* _The problem_
Every line of the data must be copied exactly.

[BEGIN]

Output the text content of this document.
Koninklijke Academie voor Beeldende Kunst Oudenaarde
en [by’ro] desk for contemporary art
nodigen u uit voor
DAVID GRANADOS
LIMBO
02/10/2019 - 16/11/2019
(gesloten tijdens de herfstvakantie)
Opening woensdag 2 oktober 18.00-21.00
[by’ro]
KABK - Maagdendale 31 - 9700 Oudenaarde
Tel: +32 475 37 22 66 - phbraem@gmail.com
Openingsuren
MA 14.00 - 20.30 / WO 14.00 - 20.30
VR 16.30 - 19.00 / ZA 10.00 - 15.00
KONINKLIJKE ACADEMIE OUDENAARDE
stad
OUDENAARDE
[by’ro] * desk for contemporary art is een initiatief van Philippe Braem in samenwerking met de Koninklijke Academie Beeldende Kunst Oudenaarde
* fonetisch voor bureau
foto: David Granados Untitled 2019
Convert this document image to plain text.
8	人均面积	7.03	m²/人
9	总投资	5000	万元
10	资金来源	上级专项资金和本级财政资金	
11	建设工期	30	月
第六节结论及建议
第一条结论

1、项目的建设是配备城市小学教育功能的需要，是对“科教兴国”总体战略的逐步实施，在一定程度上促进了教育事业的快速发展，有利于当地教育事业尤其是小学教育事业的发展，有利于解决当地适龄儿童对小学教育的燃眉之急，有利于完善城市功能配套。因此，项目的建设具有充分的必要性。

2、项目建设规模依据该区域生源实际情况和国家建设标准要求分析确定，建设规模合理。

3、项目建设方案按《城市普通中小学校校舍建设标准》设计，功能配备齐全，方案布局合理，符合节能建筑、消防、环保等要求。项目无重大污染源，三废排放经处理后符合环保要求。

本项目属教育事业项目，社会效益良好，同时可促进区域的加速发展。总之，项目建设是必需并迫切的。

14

[END]

* _Exercise response_
Output the text content of this document.
Koninklijke Academie voor Beeldende Kunst Oudenaarde
en [by’ro] desk for contemporary art
nodigen u uit voor
DAVID GRANADOS
LIMBO
02/10/2019 - 16/11/2019
(gesloten tijdens de herfstvakantie)
Opening woensdag 2 oktober 18.00-21.00
[by’ro]
KABK - Maagdendale 31 - 9700 Oudenaarde
Tel: +32 475 37 22 66 - phbraem@gmail.com
Openingsuren
MA 14.00 - 20.30 / WO 14.00 - 20.30
VR 16.30 - 19.00 / ZA 10.00 - 15.00
KONINKLIJKE ACADEMIE OUDENAARDE
stad
OUDENAARDE
[by’ro] * desk for contemporary art is een initiatief van Philippe Braem in samenwerking met de Koninklijke Academie Beeldende Kunst Oudenaarde
* fonetisch voor bureau
foto: David Granados Untitled 2019
Convert this document image to plain text.
8	人均面积	7.03	m²/人
9	总投资	5000	万元
10	资金来源	上级专项资金和本级财政资金	
11	建设工期	30	月
第六节结论及建议
第一条结论

1、项目的建设是配备城市小学教育功能的需要，是对“科教兴国”总体战略的逐步实施，在一定程度上促进了教育事业的快速发展，有利于当地教育事业尤其是小学教育事业的发展，有利于解决当地适龄儿童对小学教育的燃眉之急，有利于完善城市功能配套。因此，项目的建设具有充分的必要性。

2、项目建设规模依据该区域生源实际情况和国家建设标准要求分析确定，建设规模合理。

3、项目建设方案按《城市普通中小学校校舍建设标准》设计，功能配备齐全，方案布局合理，符合节能建筑、消防、环保等要求。项目无重大污染源，三废排放经处理后符合环保要求。

本项目属教育事业项目，社会效益良好，同时可促进区域的加速发展。总之，项目建设是必需并迫切的。

14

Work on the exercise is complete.